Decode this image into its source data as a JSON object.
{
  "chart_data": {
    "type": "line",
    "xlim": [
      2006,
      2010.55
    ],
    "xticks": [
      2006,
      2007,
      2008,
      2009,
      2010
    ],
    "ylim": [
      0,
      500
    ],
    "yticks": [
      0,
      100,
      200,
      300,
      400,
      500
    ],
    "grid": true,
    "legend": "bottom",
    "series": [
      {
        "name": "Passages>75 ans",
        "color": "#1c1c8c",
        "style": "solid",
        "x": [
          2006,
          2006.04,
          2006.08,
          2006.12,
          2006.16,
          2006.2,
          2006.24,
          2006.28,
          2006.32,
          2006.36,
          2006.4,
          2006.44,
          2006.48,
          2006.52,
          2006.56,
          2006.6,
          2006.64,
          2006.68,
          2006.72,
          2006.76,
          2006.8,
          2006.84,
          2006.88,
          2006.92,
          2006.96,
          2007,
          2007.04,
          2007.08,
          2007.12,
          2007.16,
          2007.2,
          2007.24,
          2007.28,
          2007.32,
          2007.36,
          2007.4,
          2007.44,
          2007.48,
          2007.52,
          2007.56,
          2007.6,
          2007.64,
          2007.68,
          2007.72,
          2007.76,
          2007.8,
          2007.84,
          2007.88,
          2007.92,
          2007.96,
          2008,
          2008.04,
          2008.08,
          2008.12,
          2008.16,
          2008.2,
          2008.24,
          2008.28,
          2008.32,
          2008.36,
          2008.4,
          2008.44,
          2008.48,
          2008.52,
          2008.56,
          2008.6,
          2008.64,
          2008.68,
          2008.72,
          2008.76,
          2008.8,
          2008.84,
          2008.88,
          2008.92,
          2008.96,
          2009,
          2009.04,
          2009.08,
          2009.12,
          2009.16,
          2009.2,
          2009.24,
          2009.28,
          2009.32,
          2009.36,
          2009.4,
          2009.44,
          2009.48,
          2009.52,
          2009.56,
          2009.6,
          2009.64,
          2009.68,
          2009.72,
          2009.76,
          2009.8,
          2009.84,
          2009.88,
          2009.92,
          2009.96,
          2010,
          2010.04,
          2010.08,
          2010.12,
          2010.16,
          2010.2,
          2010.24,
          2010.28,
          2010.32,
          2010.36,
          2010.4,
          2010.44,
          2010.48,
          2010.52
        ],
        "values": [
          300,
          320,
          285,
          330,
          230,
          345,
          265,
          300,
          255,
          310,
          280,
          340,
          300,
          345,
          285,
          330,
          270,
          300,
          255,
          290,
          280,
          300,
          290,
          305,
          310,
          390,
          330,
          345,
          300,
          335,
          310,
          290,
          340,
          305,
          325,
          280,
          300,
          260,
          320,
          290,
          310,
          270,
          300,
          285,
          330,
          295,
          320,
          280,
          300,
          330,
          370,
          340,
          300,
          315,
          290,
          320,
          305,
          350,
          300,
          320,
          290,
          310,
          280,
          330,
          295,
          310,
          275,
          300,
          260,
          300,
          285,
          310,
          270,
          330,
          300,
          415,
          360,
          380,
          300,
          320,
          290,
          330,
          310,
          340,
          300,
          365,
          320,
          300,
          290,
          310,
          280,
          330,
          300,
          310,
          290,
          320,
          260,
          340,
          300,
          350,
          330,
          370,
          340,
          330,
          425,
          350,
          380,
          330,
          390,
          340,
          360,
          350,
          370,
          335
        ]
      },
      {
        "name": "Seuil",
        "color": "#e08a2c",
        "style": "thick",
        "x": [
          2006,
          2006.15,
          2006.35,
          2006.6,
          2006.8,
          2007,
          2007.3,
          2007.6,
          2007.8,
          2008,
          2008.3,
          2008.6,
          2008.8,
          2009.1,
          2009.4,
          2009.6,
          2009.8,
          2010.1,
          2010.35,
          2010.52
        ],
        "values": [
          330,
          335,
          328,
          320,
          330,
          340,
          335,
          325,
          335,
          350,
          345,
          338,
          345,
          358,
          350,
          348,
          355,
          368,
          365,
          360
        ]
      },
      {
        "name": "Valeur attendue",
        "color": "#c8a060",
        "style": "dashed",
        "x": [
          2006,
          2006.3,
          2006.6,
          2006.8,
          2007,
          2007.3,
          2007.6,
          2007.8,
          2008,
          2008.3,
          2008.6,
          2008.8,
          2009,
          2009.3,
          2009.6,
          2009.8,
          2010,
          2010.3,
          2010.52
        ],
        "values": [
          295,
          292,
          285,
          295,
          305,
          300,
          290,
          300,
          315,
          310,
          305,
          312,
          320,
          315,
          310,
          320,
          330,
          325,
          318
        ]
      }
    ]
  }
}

◆ What is required ◆
Write out each line of the data that holds the string "color".

◆ Solution to this exercise ◆
        "color": "#1c1c8c",
        "color": "#e08a2c",
        "color": "#c8a060",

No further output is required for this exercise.